**Collection entries**
* Begin *
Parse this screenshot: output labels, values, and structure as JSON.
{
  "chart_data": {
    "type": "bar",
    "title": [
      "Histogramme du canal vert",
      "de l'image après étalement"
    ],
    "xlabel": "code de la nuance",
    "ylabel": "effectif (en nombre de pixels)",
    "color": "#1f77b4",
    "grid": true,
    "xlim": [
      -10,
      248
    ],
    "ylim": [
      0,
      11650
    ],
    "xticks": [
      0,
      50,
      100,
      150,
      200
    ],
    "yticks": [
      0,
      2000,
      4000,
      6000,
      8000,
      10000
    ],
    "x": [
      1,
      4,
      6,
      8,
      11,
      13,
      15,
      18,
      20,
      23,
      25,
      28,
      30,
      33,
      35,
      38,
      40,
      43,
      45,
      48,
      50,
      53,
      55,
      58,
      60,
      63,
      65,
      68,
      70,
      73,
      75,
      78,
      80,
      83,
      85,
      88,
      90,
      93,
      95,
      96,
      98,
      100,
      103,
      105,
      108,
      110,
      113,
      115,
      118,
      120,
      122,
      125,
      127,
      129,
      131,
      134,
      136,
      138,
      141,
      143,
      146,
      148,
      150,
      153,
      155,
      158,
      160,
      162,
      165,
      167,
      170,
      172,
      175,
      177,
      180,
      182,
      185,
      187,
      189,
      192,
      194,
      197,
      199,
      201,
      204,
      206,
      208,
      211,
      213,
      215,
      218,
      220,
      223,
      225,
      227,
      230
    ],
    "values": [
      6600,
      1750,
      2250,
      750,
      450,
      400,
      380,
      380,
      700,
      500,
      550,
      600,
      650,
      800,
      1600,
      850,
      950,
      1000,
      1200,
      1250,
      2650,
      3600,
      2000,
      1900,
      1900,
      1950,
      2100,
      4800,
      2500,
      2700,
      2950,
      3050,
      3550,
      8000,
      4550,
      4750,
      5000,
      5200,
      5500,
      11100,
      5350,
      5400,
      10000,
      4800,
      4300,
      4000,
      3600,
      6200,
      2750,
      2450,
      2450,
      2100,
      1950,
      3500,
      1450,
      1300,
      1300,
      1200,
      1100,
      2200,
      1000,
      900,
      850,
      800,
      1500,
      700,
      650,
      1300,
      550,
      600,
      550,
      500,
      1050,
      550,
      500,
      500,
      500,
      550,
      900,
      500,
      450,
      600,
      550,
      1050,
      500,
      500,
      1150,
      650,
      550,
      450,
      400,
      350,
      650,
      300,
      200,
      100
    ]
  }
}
* End *
**The problem**
All the entries above need to be reproduced exactly.

**Task output**
Parse this screenshot: output labels, values, and structure as JSON.
{
  "chart_data": {
    "type": "bar",
    "title": [
      "Histogramme du canal vert",
      "de l'image après étalement"
    ],
    "xlabel": "code de la nuance",
    "ylabel": "effectif (en nombre de pixels)",
    "color": "#1f77b4",
    "grid": true,
    "xlim": [
      -10,
      248
    ],
    "ylim": [
      0,
      11650
    ],
    "xticks": [
      0,
      50,
      100,
      150,
      200
    ],
    "yticks": [
      0,
      2000,
      4000,
      6000,
      8000,
      10000
    ],
    "x": [
      1,
      4,
      6,
      8,
      11,
      13,
      15,
      18,
      20,
      23,
      25,
      28,
      30,
      33,
      35,
      38,
      40,
      43,
      45,
      48,
      50,
      53,
      55,
      58,
      60,
      63,
      65,
      68,
      70,
      73,
      75,
      78,
      80,
      83,
      85,
      88,
      90,
      93,
      95,
      96,
      98,
      100,
      103,
      105,
      108,
      110,
      113,
      115,
      118,
      120,
      122,
      125,
      127,
      129,
      131,
      134,
      136,
      138,
      141,
      143,
      146,
      148,
      150,
      153,
      155,
      158,
      160,
      162,
      165,
      167,
      170,
      172,
      175,
      177,
      180,
      182,
      185,
      187,
      189,
      192,
      194,
      197,
      199,
      201,
      204,
      206,
      208,
      211,
      213,
      215,
      218,
      220,
      223,
      225,
      227,
      230
    ],
    "values": [
      6600,
      1750,
      2250,
      750,
      450,
      400,
      380,
      380,
      700,
      500,
      550,
      600,
      650,
      800,
      1600,
      850,
      950,
      1000,
      1200,
      1250,
      2650,
      3600,
      2000,
      1900,
      1900,
      1950,
      2100,
      4800,
      2500,
      2700,
      2950,
      3050,
      3550,
      8000,
      4550,
      4750,
      5000,
      5200,
      5500,
      11100,
      5350,
      5400,
      10000,
      4800,
      4300,
      4000,
      3600,
      6200,
      2750,
      2450,
      2450,
      2100,
      1950,
      3500,
      1450,
      1300,
      1300,
      1200,
      1100,
      2200,
      1000,
      900,
      850,
      800,
      1500,
      700,
      650,
      1300,
      550,
      600,
      550,
      500,
      1050,
      550,
      500,
      500,
      500,
      550,
      900,
      500,
      450,
      600,
      550,
      1050,
      500,
      500,
      1150,
      650,
      550,
      450,
      400,
      350,
      650,
      300,
      200,
      100
    ]
  }
}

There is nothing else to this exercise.